Given exercise >> Look through the lines below and extract any with the word "个人借款书面申请书".

Source material >>
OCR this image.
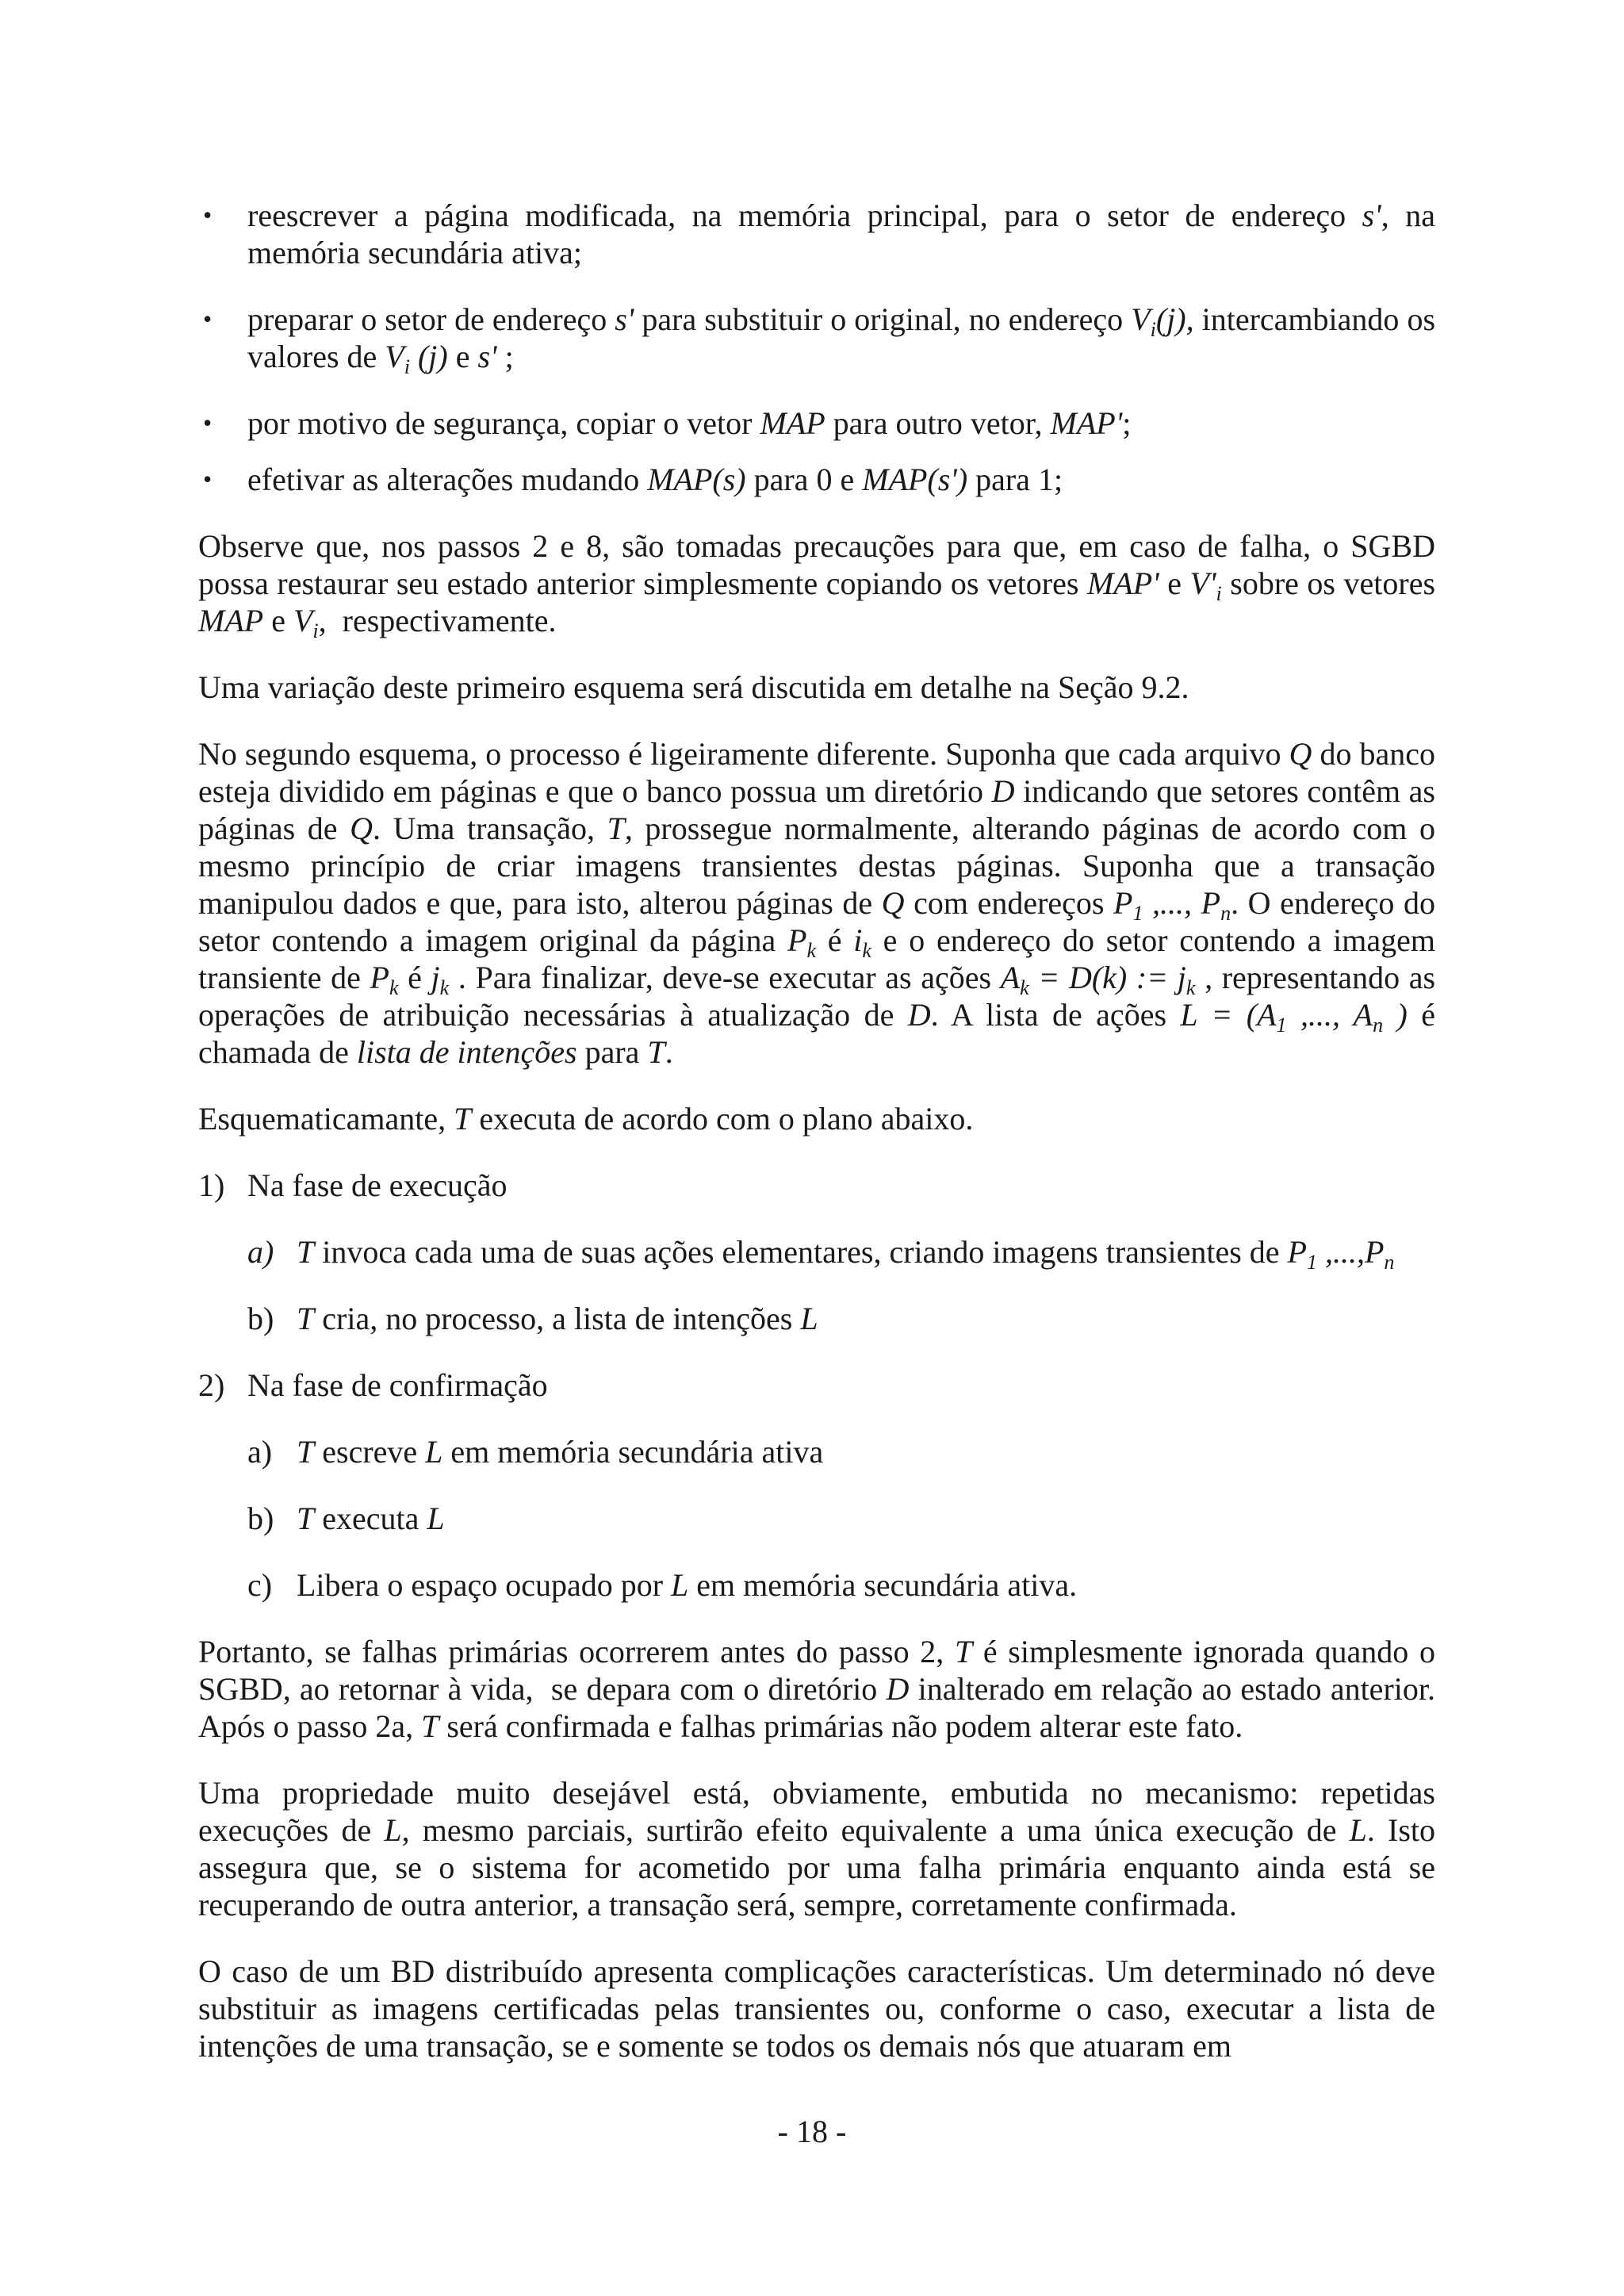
• reescrever a página modificada, na memória principal, para o setor de endereço s', na memória secundária ativa;
• preparar o setor de endereço s' para substituir o original, no endereço $V_i(j)$, intercambiando os valores de $V_i$ (j) e s' ;
• por motivo de segurança, copiar o vetor MAP para outro vetor, MAP';
• efetivar as alterações mudando MAP(s) para 0 e MAP(s') para 1;

Observe que, nos passos 2 e 8, são tomadas precauções para que, em caso de falha, o SGBD possa restaurar seu estado anterior simplesmente copiando os vetores MAP' e $V'_i$ sobre os vetores MAP e $V_i$,  respectivamente.

Uma variação deste primeiro esquema será discutida em detalhe na Seção 9.2.

No segundo esquema, o processo é ligeiramente diferente. Suponha que cada arquivo Q do banco esteja dividido em páginas e que o banco possua um diretório D indicando que setores contêm as páginas de Q. Uma transação, T, prossegue normalmente, alterando páginas de acordo com o mesmo princípio de criar imagens transientes destas páginas. Suponha que a transação manipulou dados e que, para isto, alterou páginas de Q com endereços $P_1$ ,..., $P_n$. O endereço do setor contendo a imagem original da página $P_k$ é $i_k$ e o endereço do setor contendo a imagem transiente de $P_k$ é $j_k$ . Para finalizar, deve-se executar as ações $A_k = D(k)$ := $j_k$ , representando as operações de atribuição necessárias à atualização de D. A lista de ações $L = (A_1$ ,..., $A_n$ ) é chamada de lista de intenções para T.

Esquematicamante, T executa de acordo com o plano abaixo.

1) Na fase de execução
a) T invoca cada uma de suas ações elementares, criando imagens transientes de $P_1$ $,...,P_n$
b) T cria, no processo, a lista de intenções L
2) Na fase de confirmação
a) T escreve L em memória secundária ativa
b) T executa L
c) Libera o espaço ocupado por L em memória secundária ativa.

Portanto, se falhas primárias ocorrerem antes do passo 2, T é simplesmente ignorada quando o SGBD, ao retornar à vida,  se depara com o diretório D inalterado em relação ao estado anterior. Após o passo 2a, T será confirmada e falhas primárias não podem alterar este fato.

Uma propriedade muito desejável está, obviamente, embutida no mecanismo: repetidas execuções de L, mesmo parciais, surtirão efeito equivalente a uma única execução de L. Isto assegura que, se o sistema for acometido por uma falha primária enquanto ainda está se recuperando de outra anterior, a transação será, sempre, corretamente confirmada.

O caso de um BD distribuído apresenta complicações características. Um determinado nó deve substituir as imagens certificadas pelas transientes ou, conforme o caso, executar a lista de intenções de uma transação, se e somente se todos os demais nós que atuaram em

- 18 -
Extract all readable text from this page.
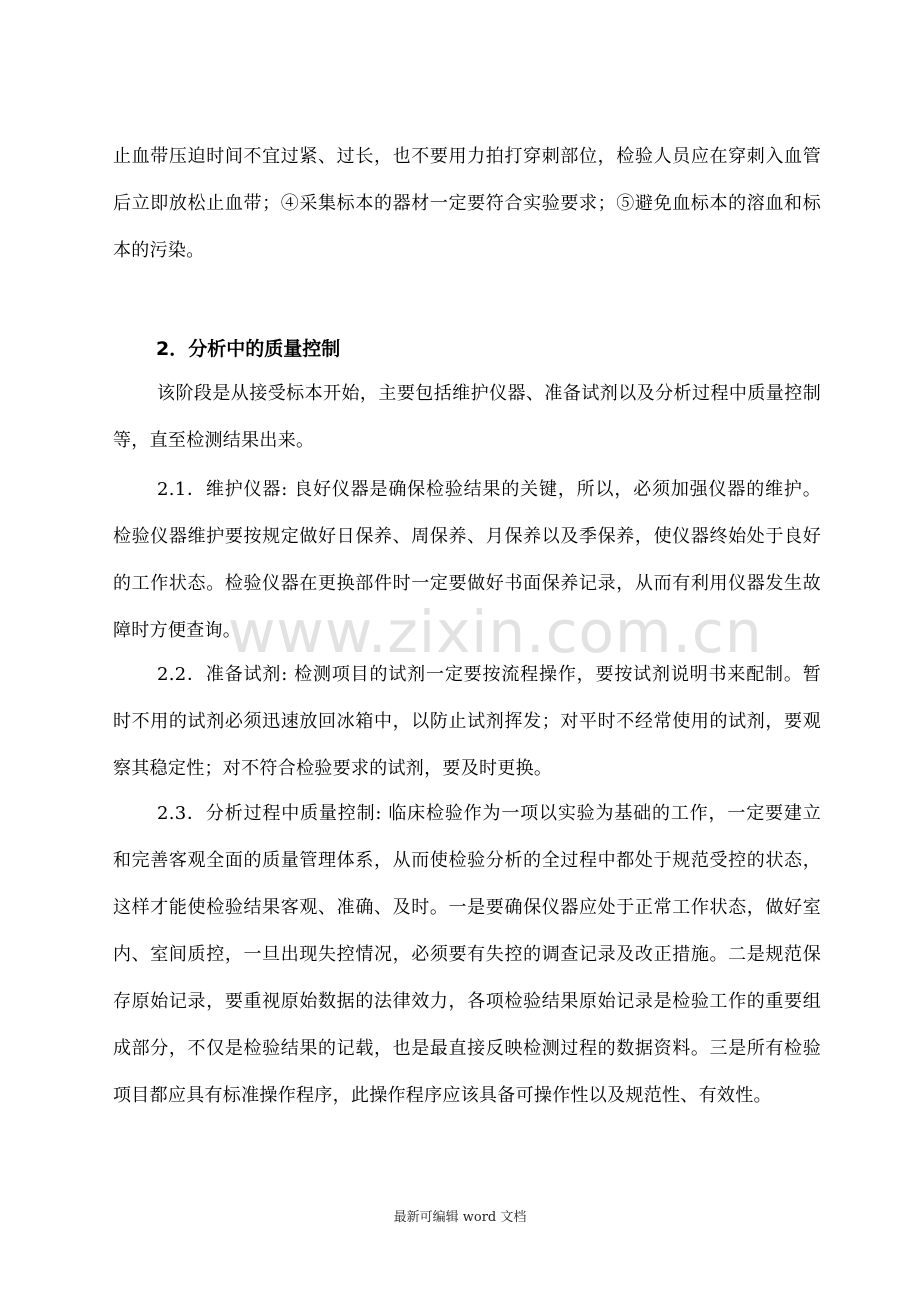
止血带压迫时间不宜过紧、过长，也不要用力拍打穿刺部位，检验人员应在穿刺入血管后立即放松止血带；④采集标本的器材一定要符合实验要求；⑤避免血标本的溶血和标本的污染。

2．分析中的质量控制

该阶段是从接受标本开始，主要包括维护仪器、准备试剂以及分析过程中质量控制等，直至检测结果出来。

2.1．维护仪器: 良好仪器是确保检验结果的关键，所以，必须加强仪器的维护。检验仪器维护要按规定做好日保养、周保养、月保养以及季保养，使仪器终始处于良好的工作状态。检验仪器在更换部件时一定要做好书面保养记录，从而有利用仪器发生故障时方便查询。

2.2．准备试剂: 检测项目的试剂一定要按流程操作，要按试剂说明书来配制。暂时不用的试剂必须迅速放回冰箱中，以防止试剂挥发；对平时不经常使用的试剂，要观察其稳定性；对不符合检验要求的试剂，要及时更换。

2.3．分析过程中质量控制: 临床检验作为一项以实验为基础的工作，一定要建立和完善客观全面的质量管理体系，从而使检验分析的全过程中都处于规范受控的状态，这样才能使检验结果客观、准确、及时。一是要确保仪器应处于正常工作状态，做好室内、室间质控，一旦出现失控情况，必须要有失控的调查记录及改正措施。二是规范保存原始记录，要重视原始数据的法律效力，各项检验结果原始记录是检验工作的重要组成部分，不仅是检验结果的记载，也是最直接反映检测过程的数据资料。三是所有检验项目都应具有标准操作程序，此操作程序应该具备可操作性以及规范性、有效性。

www.zixin.com.cn
最新可编辑 word 文档
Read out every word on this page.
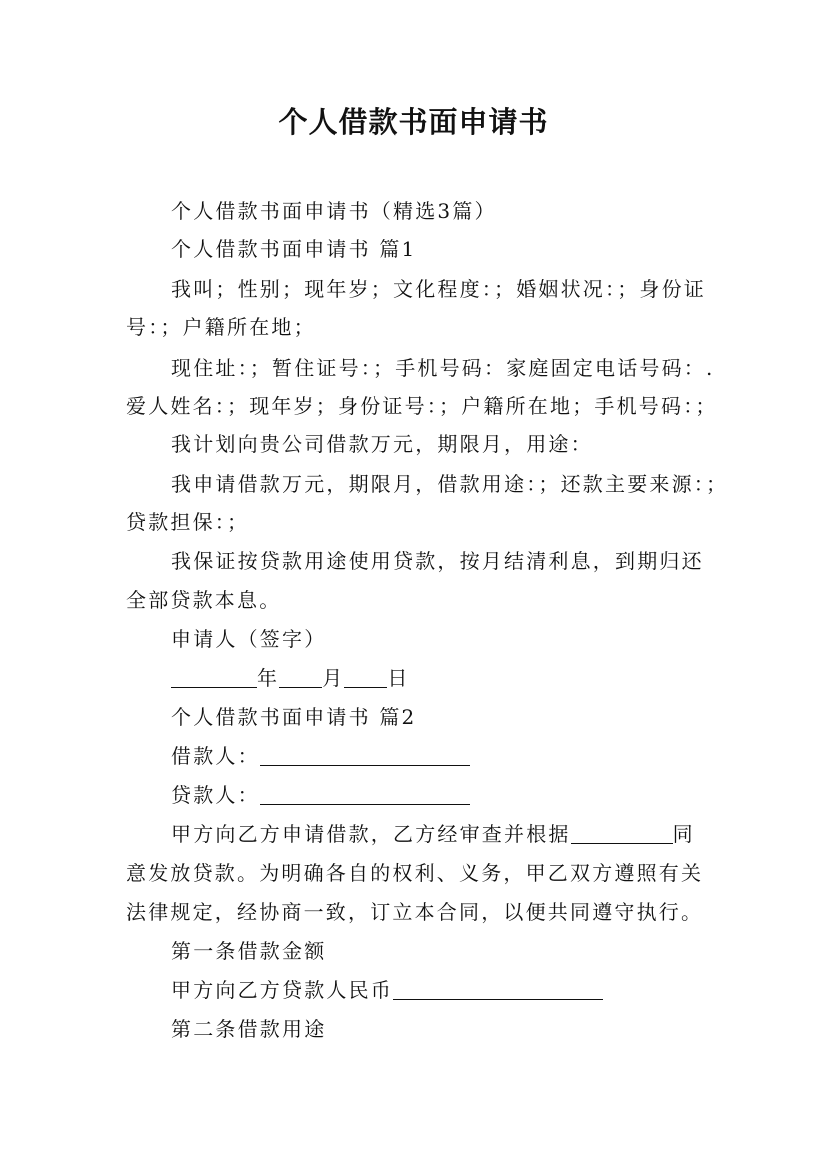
个人借款书面申请书
个人借款书面申请书（精选3篇）
个人借款书面申请书 篇1
我叫；性别；现年岁；文化程度：；婚姻状况：；身份证
号：；户籍所在地；
现住址：；暂住证号：；手机号码：家庭固定电话号码：.
爱人姓名：；现年岁；身份证号：；户籍所在地；手机号码：；
我计划向贵公司借款万元，期限月，用途：
我申请借款万元，期限月，借款用途：；还款主要来源：；
贷款担保：；
我保证按贷款用途使用贷款，按月结清利息，到期归还
全部贷款本息。
申请人（签字）
年 月 日
个人借款书面申请书 篇2
借款人：
贷款人：
甲方向乙方申请借款，乙方经审查并根据	同
意发放贷款。为明确各自的权利、义务，甲乙双方遵照有关
法律规定，经协商一致，订立本合同，以便共同遵守执行。
第一条借款金额
甲方向乙方贷款人民币
第二条借款用途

Answer to the task >>
个人借款书面申请书
个人借款书面申请书（精选3篇）
个人借款书面申请书 篇1
个人借款书面申请书 篇2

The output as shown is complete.